-- Begin Given data --

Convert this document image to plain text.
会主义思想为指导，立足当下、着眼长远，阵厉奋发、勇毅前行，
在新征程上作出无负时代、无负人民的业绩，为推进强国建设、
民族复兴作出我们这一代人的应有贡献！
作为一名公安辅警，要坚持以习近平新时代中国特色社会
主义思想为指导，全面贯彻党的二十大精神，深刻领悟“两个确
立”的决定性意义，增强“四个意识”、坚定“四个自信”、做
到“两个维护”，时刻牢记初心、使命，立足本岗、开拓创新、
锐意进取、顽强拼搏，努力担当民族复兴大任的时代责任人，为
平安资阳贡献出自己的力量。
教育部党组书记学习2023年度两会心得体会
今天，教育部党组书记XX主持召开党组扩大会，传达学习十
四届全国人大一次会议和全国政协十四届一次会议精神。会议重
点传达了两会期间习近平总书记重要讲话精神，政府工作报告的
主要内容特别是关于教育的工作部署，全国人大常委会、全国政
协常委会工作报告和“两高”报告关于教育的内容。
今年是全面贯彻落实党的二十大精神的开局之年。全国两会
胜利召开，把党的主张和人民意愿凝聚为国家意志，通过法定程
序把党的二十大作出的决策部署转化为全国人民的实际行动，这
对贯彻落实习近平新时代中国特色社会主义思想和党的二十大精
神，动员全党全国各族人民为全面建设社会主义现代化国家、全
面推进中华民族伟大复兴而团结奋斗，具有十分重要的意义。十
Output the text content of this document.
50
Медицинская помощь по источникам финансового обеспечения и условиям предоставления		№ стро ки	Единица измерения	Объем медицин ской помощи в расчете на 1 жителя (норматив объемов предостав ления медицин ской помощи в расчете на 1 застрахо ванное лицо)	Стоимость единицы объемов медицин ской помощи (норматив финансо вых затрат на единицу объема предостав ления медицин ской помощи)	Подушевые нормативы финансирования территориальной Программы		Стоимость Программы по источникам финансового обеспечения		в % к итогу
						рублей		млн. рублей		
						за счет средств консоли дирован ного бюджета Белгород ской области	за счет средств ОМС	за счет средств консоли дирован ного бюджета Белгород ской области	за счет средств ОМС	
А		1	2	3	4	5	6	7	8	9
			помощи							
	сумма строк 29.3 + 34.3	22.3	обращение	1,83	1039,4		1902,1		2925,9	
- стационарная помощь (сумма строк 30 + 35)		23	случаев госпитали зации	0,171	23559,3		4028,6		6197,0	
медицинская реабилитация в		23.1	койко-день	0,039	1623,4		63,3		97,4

-- End Given data --

Check each line of the entries above for the word "сумма". List the ones that have it.

**Solution for this task**.
	сумма строк 29.3 + 34.3	22.3	обращение	1,83	1039,4		1902,1		2925,9	
- стационарная помощь (сумма строк 30 + 35)		23	случаев госпитали зации	0,171	23559,3		4028,6		6197,0	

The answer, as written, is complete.